EXERCISE: Please state how many lines in the records contain the string "Maret", with no words besides the number.

* Start SUPPLIED MATERIAL *

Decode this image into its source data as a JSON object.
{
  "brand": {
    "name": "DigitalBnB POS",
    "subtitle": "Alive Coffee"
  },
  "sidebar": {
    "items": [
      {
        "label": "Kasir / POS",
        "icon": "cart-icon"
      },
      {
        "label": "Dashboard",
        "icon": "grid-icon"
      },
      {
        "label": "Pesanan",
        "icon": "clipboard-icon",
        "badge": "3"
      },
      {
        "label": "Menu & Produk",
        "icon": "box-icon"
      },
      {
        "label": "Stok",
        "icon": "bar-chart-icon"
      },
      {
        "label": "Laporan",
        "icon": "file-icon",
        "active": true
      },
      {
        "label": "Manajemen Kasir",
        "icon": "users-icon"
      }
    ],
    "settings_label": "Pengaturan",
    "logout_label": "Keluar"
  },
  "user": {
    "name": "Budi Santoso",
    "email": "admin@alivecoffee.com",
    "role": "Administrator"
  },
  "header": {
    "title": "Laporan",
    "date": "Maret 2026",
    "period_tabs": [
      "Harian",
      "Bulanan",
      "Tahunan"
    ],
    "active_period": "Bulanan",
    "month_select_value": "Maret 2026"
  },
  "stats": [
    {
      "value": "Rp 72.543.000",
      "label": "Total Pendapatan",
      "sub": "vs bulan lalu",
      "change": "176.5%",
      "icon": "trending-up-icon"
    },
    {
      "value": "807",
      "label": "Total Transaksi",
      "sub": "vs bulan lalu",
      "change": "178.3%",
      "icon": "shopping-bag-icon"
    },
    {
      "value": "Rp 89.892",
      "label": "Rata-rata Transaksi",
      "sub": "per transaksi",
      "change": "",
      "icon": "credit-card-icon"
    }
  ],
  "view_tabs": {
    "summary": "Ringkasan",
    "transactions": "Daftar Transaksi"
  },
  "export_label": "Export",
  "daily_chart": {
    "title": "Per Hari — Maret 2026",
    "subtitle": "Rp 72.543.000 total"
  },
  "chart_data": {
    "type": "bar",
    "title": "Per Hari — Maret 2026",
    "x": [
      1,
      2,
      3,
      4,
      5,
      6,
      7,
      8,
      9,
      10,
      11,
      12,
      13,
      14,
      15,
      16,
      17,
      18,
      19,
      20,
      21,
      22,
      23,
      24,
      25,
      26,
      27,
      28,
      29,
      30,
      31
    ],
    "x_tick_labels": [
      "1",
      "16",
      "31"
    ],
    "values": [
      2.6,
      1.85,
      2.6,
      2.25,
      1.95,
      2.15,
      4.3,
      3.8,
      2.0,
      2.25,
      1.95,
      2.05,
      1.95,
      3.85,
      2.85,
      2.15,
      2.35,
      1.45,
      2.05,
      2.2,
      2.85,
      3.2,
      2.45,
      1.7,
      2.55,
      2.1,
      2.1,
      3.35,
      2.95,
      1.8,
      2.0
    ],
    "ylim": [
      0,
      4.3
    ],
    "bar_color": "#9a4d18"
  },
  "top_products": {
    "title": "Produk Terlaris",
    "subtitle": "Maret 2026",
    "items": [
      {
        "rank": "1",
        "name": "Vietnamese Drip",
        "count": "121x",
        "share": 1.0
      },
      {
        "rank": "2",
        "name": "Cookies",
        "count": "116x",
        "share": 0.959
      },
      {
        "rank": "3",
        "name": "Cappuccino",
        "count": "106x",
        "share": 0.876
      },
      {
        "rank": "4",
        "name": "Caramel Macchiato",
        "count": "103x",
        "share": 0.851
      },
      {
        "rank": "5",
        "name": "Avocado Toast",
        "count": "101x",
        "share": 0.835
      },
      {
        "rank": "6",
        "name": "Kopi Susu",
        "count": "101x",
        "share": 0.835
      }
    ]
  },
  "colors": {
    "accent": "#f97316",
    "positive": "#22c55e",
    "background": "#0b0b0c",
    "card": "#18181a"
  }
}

* End SUPPLIED MATERIAL *

WRITTEN REPLY: 5